### Given request
Which lines include the word "palières"? Copy each of them.

### Listed entries

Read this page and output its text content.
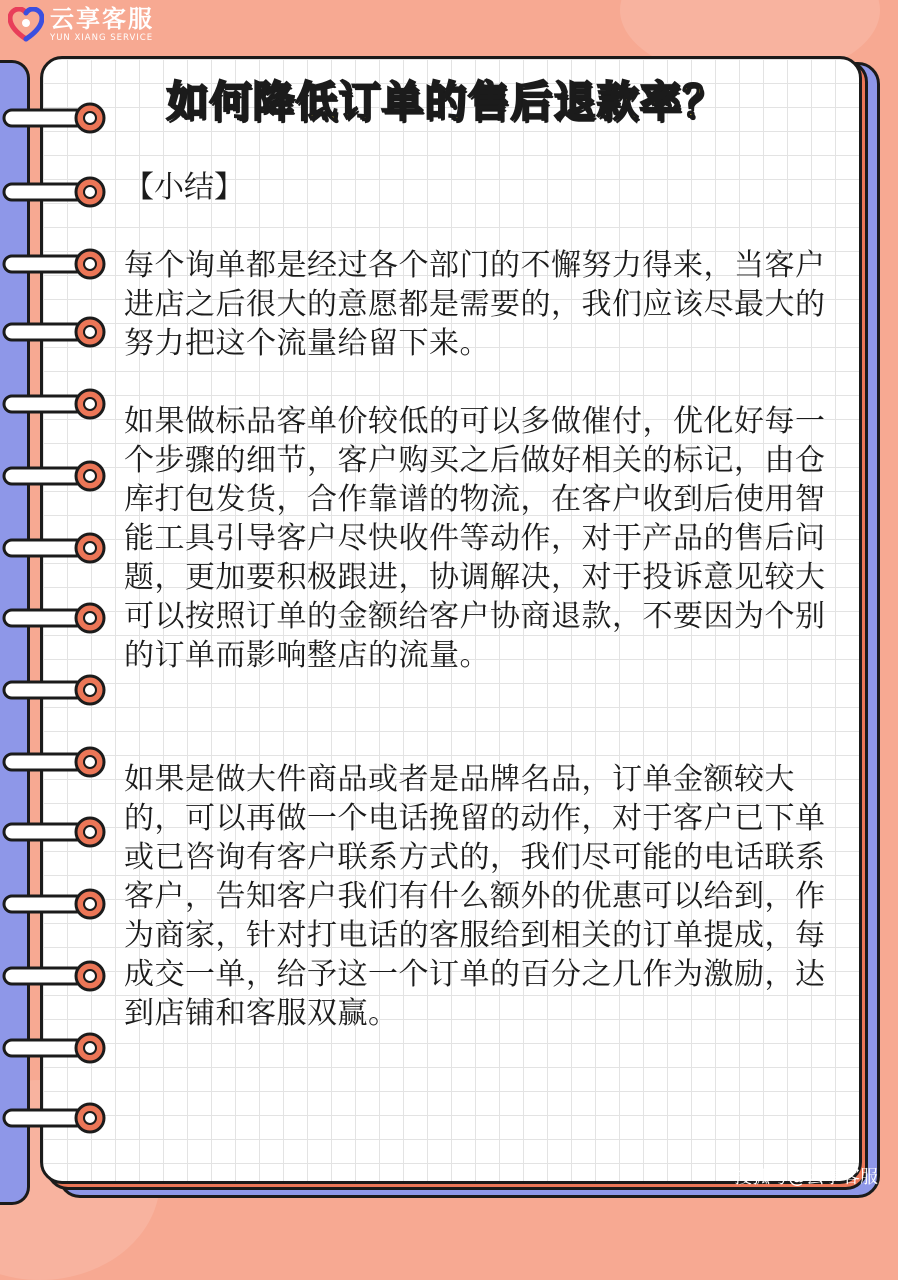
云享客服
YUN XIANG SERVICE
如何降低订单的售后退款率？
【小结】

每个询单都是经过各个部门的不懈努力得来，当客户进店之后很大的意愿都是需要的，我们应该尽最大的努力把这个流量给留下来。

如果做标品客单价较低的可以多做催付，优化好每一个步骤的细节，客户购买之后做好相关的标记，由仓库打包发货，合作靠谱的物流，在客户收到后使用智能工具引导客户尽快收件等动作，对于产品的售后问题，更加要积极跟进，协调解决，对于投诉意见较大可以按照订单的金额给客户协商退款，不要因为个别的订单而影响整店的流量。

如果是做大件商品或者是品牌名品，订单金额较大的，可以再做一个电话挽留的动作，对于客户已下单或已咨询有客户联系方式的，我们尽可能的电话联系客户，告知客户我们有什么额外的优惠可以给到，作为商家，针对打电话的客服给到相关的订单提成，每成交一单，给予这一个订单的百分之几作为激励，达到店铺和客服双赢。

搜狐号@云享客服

---

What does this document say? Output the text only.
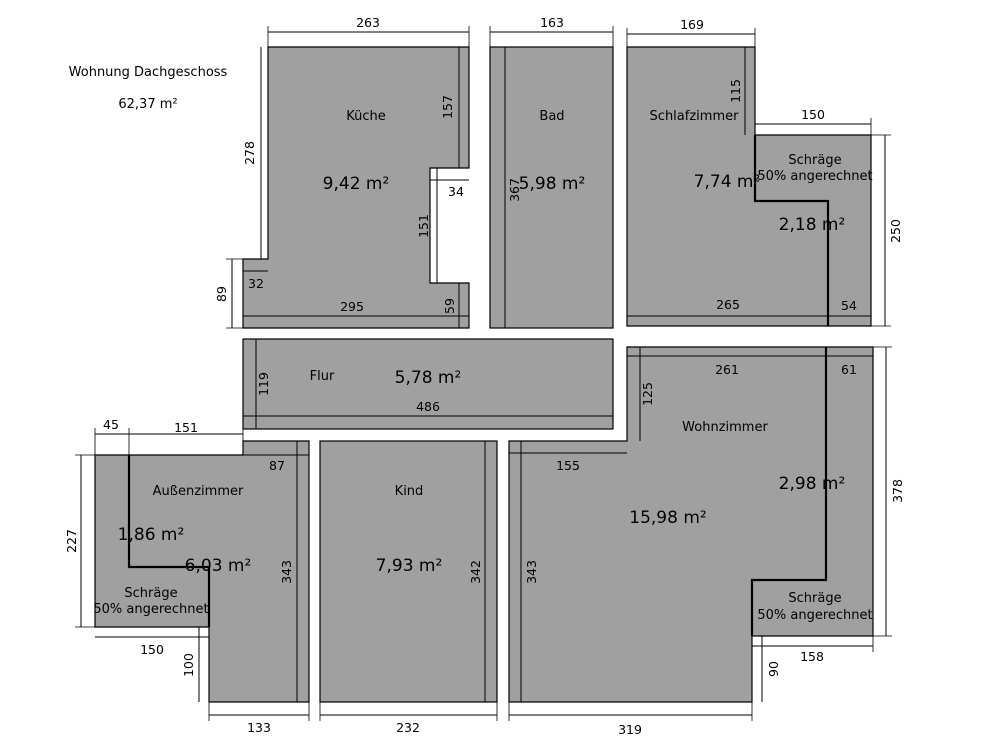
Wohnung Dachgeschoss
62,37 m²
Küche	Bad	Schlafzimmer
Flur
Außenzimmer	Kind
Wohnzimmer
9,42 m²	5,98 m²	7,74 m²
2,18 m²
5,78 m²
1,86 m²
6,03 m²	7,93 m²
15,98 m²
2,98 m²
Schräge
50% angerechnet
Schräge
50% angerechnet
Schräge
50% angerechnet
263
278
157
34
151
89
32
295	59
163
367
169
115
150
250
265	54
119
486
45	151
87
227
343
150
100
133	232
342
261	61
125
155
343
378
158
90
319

---

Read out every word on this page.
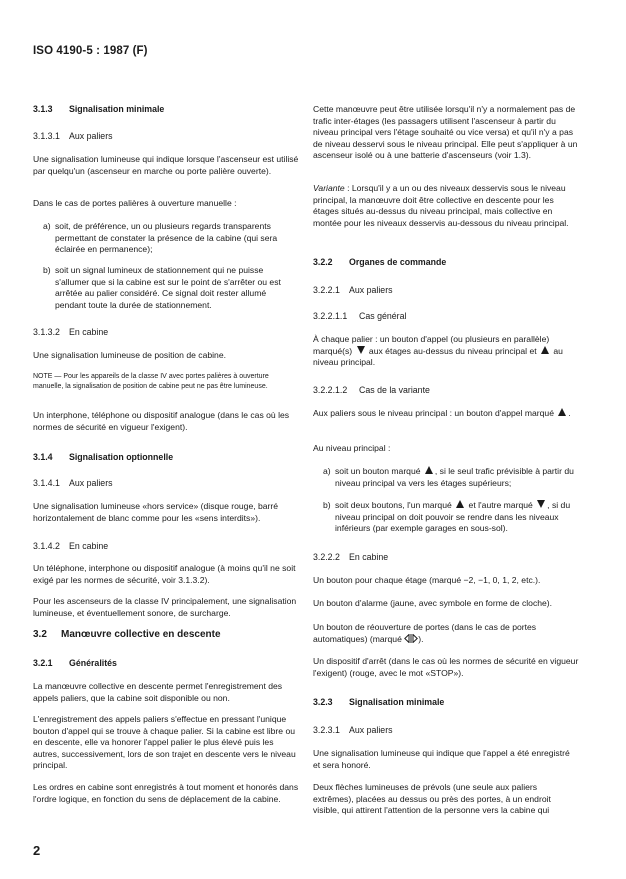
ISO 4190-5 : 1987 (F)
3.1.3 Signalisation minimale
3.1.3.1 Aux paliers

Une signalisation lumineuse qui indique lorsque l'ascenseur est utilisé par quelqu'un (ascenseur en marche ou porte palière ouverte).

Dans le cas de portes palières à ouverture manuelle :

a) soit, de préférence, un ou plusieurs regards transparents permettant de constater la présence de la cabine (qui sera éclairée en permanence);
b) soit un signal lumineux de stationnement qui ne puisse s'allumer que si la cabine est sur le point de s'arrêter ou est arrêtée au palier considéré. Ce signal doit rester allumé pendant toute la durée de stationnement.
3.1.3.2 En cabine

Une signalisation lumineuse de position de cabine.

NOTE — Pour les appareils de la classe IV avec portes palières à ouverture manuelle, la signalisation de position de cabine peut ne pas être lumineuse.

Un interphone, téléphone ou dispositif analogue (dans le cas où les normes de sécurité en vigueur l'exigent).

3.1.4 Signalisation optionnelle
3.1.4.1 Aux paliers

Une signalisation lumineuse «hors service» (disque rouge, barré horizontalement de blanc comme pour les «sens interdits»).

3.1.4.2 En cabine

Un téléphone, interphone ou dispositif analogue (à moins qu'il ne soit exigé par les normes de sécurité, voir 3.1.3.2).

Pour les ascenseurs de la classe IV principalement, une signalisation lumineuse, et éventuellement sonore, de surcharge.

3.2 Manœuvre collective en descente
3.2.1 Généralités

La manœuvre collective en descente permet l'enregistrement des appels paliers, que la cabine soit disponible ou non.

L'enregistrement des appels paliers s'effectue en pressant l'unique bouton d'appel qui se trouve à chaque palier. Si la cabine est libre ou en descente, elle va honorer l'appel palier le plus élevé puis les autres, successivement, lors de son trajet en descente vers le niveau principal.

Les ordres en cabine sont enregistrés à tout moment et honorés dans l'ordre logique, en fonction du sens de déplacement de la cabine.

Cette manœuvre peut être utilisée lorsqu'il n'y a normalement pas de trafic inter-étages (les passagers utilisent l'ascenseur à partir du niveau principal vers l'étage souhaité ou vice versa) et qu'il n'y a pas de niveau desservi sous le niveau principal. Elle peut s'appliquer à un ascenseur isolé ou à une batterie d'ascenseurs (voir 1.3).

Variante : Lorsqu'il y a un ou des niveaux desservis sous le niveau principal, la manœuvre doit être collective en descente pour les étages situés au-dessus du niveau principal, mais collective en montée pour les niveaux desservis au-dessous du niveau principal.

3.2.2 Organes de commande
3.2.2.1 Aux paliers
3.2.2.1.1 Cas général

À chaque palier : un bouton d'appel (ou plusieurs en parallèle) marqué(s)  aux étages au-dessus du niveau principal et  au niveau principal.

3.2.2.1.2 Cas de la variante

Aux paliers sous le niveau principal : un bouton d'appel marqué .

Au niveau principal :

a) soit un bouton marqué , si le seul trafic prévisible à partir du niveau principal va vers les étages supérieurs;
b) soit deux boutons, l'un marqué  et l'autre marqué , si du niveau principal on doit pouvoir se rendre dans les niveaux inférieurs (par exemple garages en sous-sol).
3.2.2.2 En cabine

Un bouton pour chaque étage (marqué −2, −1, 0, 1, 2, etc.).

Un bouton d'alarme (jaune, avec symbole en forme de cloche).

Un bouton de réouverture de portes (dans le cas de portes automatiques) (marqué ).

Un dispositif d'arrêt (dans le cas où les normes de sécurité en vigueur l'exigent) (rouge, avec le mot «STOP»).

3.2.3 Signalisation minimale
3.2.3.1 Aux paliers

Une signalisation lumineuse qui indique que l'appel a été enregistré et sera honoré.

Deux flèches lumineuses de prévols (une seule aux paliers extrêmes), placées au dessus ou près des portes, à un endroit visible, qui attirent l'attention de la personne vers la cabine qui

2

### Full output
Dans le cas de portes palières à ouverture manuelle :
NOTE — Pour les appareils de la classe IV avec portes palières à ouverture manuelle, la signalisation de position de cabine peut ne pas être lumineuse.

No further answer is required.